Shorten the paragraph in the blog post on register writes from managed code that begins "A bit more investigation" into a short list of its main facts.

### SOURCE
········

Wednesday, January 06, 2010

For those following the OpenNETCF IoC Framework, I've checked in another set of fixes.  So yes, it's still an active project.

1/6/2010 1:42:12 PM (Eastern Standard Time, UTC-05:00)  #    Comments [0]  | 
 Tuesday, January 05, 2010

Ages ago I did a science project where I was reading and writing registers from managed code.  It worked well and there is absolutely no reason that you shouldn't be able to do this kind of thing.  Windows CE is an embedded platform, and affecting hardware is what we do in the embedded world.

Well, as with any code posted on the web (and in fact this got rolled into the Smart Device Framework), it got used in some actual shipping products.  Great!  i'm not the only one who thinks we should be able to do this stuff.

Well, over the past 6 months or so I had a few different people contact me saying that the code either didn't work, or did work on their earlier hardware, but was now giving strange behavior.

Most telling was that if you hooked up a scope to the memory, you would see 4 write pulses when writing to a register.  Furthermore, all 4 bytes in the register ended up getting set to the last byte in the array you wanted to write.  For example, if you wrote 0x12345678 to a register, it would actually get set to 0x56565656.

Now I know that this code originally worked.  I wrote it using actual hardware (PXA255) so the behavior was new.  The fact that there were 4 strobes on the memory strongly suggested that the code was actually doing 4 individual writes for the 4 bytes, not a single, atomic 4-byte write.

I looked at the code and it couldn't be more simple.  A write boiled down to this:

public void WriteInt32(int data)
{
   Marshal.WriteInt32(m_addressPointer, data);
}

A bit more investigation found that the behavior was fine under CF 1.0, but started failing in CF 2.0.  What that means is that Microsoft changed the underlying implementation of the Marshal class, and in a bad way.  Why would they do such a stupid, stupid thing?  The new mechanism is going to not only cause a break for the writes we're looking at, but it's also a lot slower.

········

### PROVIDED RECORDS
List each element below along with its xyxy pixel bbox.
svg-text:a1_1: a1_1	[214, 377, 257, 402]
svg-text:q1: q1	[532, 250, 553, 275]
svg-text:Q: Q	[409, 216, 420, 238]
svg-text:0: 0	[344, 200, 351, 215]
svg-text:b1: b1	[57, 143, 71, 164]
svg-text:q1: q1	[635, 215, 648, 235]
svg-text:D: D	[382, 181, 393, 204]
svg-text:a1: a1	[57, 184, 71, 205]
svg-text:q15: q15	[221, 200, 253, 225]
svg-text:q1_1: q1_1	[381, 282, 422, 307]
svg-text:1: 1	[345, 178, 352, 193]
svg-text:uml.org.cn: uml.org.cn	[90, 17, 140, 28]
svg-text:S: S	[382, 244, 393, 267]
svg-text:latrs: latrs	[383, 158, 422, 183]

········

### EXERCISE SOLUTION
- The writes worked correctly under CF 1.0 but started failing under CF 2.0.
- Microsoft had changed the underlying implementation of the Marshal class, for the worse.
- The new mechanism breaks these register writes and is also much slower.